**Exercise brief**:
Lift out all lines below that contain "Sweet".

**Dataset rows**:
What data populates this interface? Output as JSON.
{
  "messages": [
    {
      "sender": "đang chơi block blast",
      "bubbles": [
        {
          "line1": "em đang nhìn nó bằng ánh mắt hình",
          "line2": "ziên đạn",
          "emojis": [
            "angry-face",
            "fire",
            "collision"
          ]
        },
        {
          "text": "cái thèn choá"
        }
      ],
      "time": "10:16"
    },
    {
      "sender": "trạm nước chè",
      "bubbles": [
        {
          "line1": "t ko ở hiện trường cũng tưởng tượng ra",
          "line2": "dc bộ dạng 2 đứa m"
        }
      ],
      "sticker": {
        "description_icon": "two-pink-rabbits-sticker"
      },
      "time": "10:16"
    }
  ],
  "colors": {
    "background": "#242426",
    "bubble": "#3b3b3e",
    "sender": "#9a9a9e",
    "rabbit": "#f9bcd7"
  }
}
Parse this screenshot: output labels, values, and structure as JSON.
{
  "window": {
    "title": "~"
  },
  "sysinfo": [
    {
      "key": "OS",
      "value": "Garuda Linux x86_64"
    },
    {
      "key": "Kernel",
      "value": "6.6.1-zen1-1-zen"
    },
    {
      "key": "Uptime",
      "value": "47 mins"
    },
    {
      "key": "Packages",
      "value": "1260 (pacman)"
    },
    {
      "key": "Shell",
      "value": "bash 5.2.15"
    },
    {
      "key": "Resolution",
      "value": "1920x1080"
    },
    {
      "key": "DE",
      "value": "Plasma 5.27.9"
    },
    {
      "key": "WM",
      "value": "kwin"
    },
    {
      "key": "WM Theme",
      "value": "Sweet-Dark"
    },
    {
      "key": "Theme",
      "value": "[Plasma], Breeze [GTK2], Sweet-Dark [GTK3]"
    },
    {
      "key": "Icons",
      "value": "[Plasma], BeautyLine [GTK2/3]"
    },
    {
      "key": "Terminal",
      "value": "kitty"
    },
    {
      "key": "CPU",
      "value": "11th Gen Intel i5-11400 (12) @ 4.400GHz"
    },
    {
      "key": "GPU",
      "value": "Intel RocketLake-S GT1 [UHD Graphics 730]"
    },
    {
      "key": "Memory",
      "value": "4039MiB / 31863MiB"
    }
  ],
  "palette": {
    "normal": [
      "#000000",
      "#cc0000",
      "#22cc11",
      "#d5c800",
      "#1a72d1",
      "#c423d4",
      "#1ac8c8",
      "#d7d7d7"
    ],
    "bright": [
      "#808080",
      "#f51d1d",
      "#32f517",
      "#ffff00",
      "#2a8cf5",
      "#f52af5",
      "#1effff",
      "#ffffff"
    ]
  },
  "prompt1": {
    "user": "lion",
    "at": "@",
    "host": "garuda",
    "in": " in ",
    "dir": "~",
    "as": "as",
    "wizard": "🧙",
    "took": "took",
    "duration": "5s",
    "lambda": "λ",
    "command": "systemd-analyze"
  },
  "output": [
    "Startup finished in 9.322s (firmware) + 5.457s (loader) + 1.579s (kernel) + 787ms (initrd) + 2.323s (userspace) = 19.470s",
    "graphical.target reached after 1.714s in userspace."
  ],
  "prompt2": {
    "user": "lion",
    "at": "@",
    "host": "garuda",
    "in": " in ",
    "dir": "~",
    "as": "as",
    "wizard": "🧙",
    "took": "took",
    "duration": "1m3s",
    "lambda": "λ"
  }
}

**Result below**:
      "value": "Sweet-Dark"
      "value": "[Plasma], Breeze [GTK2], Sweet-Dark [GTK3]"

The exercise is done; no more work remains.